Retype every entry word for word.

Begin Exercise materials

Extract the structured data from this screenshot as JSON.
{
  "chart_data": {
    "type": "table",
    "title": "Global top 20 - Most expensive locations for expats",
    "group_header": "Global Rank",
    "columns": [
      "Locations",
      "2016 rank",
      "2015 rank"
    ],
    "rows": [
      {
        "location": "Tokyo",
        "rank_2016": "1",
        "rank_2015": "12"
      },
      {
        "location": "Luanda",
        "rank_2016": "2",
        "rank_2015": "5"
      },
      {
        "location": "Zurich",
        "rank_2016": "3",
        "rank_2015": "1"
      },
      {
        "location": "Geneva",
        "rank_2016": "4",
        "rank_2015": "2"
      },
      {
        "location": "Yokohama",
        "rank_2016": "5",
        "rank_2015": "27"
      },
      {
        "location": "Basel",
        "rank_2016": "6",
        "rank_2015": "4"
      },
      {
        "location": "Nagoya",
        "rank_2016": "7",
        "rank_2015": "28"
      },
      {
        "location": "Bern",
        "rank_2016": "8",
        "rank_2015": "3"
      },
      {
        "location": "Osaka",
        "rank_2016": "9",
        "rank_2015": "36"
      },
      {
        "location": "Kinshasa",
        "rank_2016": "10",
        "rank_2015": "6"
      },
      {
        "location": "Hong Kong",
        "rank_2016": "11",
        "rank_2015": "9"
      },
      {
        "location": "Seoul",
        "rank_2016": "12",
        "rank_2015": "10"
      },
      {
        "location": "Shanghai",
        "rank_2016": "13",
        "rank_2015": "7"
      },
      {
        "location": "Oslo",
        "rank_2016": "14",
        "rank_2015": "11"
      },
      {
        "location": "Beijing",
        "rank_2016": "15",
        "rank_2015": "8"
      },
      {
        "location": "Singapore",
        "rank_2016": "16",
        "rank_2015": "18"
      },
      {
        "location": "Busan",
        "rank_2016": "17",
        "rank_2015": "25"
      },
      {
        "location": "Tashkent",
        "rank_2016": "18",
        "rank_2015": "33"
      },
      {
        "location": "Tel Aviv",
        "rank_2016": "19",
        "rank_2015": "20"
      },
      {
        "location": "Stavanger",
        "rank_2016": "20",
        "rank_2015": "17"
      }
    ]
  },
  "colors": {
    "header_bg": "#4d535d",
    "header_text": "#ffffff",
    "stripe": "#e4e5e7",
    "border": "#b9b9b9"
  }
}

End Exercise materials

**Task output:**
Extract the structured data from this screenshot as JSON.
{
  "chart_data": {
    "type": "table",
    "title": "Global top 20 - Most expensive locations for expats",
    "group_header": "Global Rank",
    "columns": [
      "Locations",
      "2016 rank",
      "2015 rank"
    ],
    "rows": [
      {
        "location": "Tokyo",
        "rank_2016": "1",
        "rank_2015": "12"
      },
      {
        "location": "Luanda",
        "rank_2016": "2",
        "rank_2015": "5"
      },
      {
        "location": "Zurich",
        "rank_2016": "3",
        "rank_2015": "1"
      },
      {
        "location": "Geneva",
        "rank_2016": "4",
        "rank_2015": "2"
      },
      {
        "location": "Yokohama",
        "rank_2016": "5",
        "rank_2015": "27"
      },
      {
        "location": "Basel",
        "rank_2016": "6",
        "rank_2015": "4"
      },
      {
        "location": "Nagoya",
        "rank_2016": "7",
        "rank_2015": "28"
      },
      {
        "location": "Bern",
        "rank_2016": "8",
        "rank_2015": "3"
      },
      {
        "location": "Osaka",
        "rank_2016": "9",
        "rank_2015": "36"
      },
      {
        "location": "Kinshasa",
        "rank_2016": "10",
        "rank_2015": "6"
      },
      {
        "location": "Hong Kong",
        "rank_2016": "11",
        "rank_2015": "9"
      },
      {
        "location": "Seoul",
        "rank_2016": "12",
        "rank_2015": "10"
      },
      {
        "location": "Shanghai",
        "rank_2016": "13",
        "rank_2015": "7"
      },
      {
        "location": "Oslo",
        "rank_2016": "14",
        "rank_2015": "11"
      },
      {
        "location": "Beijing",
        "rank_2016": "15",
        "rank_2015": "8"
      },
      {
        "location": "Singapore",
        "rank_2016": "16",
        "rank_2015": "18"
      },
      {
        "location": "Busan",
        "rank_2016": "17",
        "rank_2015": "25"
      },
      {
        "location": "Tashkent",
        "rank_2016": "18",
        "rank_2015": "33"
      },
      {
        "location": "Tel Aviv",
        "rank_2016": "19",
        "rank_2015": "20"
      },
      {
        "location": "Stavanger",
        "rank_2016": "20",
        "rank_2015": "17"
      }
    ]
  },
  "colors": {
    "header_bg": "#4d535d",
    "header_text": "#ffffff",
    "stripe": "#e4e5e7",
    "border": "#b9b9b9"
  }
}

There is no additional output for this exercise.